**Data listing:**
····················

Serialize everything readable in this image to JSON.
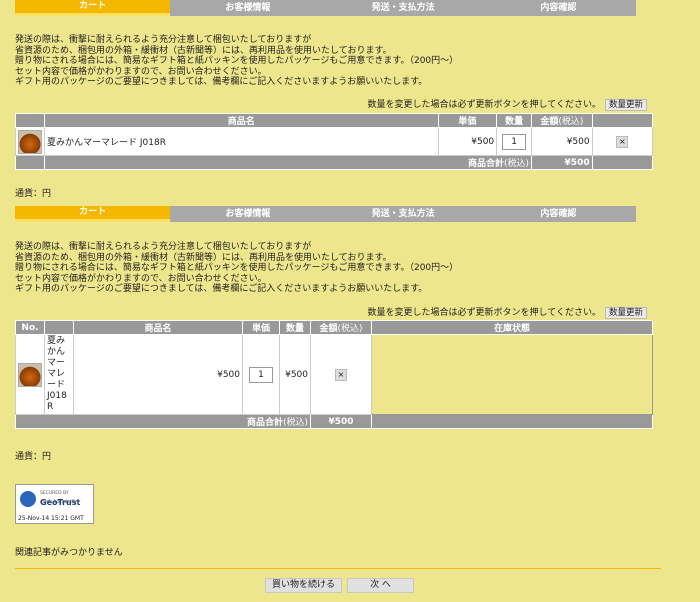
{
  "steps": [
    "カート",
    "お客様情報",
    "発送・支払方法",
    "内容確認"
  ],
  "notice": [
    "発送の際は、衝撃に耐えられるよう充分注意して梱包いたしておりますが",
    "省資源のため、梱包用の外箱・緩衝材（古新聞等）には、再利用品を使用いたしております。",
    "贈り物にされる場合には、簡易なギフト箱と紙パッキンを使用したパッケージもご用意できます。（200円〜）",
    "セット内容で価格がかわりますので、お問い合わせください。",
    "ギフト用のパッケージのご要望につきましては、備考欄にご記入くださいますようお願いいたします。"
  ],
  "update_note": "数量を変更した場合は必ず更新ボタンを押してください。",
  "update_button": "数量更新",
  "cart1": {
    "headers": {
      "name": "商品名",
      "price": "単価",
      "qty": "数量",
      "amount": "金額",
      "amount_tax": "(税込)"
    },
    "item": {
      "name": "夏みかんマーマレード J018R",
      "price": "¥500",
      "qty": "1",
      "amount": "¥500",
      "delete": "×"
    },
    "total_label": "商品合計",
    "total_tax": "(税込)",
    "total_value": "¥500"
  },
  "cart2": {
    "headers": {
      "no": "No.",
      "name": "商品名",
      "price": "単価",
      "qty": "数量",
      "amount": "金額",
      "amount_tax": "(税込)",
      "stock": "在庫状態"
    },
    "item": {
      "name": "夏みかんマーマレードJ018R",
      "name_lines": [
        "夏み",
        "かん",
        "マー",
        "マレ",
        "ード",
        "J018",
        "R"
      ],
      "price": "¥500",
      "qty": "1",
      "amount": "¥500",
      "delete": "×"
    },
    "total_label": "商品合計",
    "total_tax": "(税込)",
    "total_value": "¥500"
  },
  "currency": "通貨：円",
  "seal": {
    "secured": "SECURED BY",
    "brand": "GeoTrust",
    "sub": "click to verify",
    "date": "25-Nov-14 15:21 GMT"
  },
  "related": "関連記事がみつかりません",
  "continue_button": "買い物を続ける",
  "next_button": "次 へ"
}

····················

**What is expected:** Will you restate every entry word for word and omit the images?

**The response:**
Serialize everything readable in this image to JSON.
{
  "steps": [
    "カート",
    "お客様情報",
    "発送・支払方法",
    "内容確認"
  ],
  "notice": [
    "発送の際は、衝撃に耐えられるよう充分注意して梱包いたしておりますが",
    "省資源のため、梱包用の外箱・緩衝材（古新聞等）には、再利用品を使用いたしております。",
    "贈り物にされる場合には、簡易なギフト箱と紙パッキンを使用したパッケージもご用意できます。（200円〜）",
    "セット内容で価格がかわりますので、お問い合わせください。",
    "ギフト用のパッケージのご要望につきましては、備考欄にご記入くださいますようお願いいたします。"
  ],
  "update_note": "数量を変更した場合は必ず更新ボタンを押してください。",
  "update_button": "数量更新",
  "cart1": {
    "headers": {
      "name": "商品名",
      "price": "単価",
      "qty": "数量",
      "amount": "金額",
      "amount_tax": "(税込)"
    },
    "item": {
      "name": "夏みかんマーマレード J018R",
      "price": "¥500",
      "qty": "1",
      "amount": "¥500",
      "delete": "×"
    },
    "total_label": "商品合計",
    "total_tax": "(税込)",
    "total_value": "¥500"
  },
  "cart2": {
    "headers": {
      "no": "No.",
      "name": "商品名",
      "price": "単価",
      "qty": "数量",
      "amount": "金額",
      "amount_tax": "(税込)",
      "stock": "在庫状態"
    },
    "item": {
      "name": "夏みかんマーマレードJ018R",
      "name_lines": [
        "夏み",
        "かん",
        "マー",
        "マレ",
        "ード",
        "J018",
        "R"
      ],
      "price": "¥500",
      "qty": "1",
      "amount": "¥500",
      "delete": "×"
    },
    "total_label": "商品合計",
    "total_tax": "(税込)",
    "total_value": "¥500"
  },
  "currency": "通貨：円",
  "seal": {
    "secured": "SECURED BY",
    "brand": "GeoTrust",
    "sub": "click to verify",
    "date": "25-Nov-14 15:21 GMT"
  },
  "related": "関連記事がみつかりません",
  "continue_button": "買い物を続ける",
  "next_button": "次 へ"
}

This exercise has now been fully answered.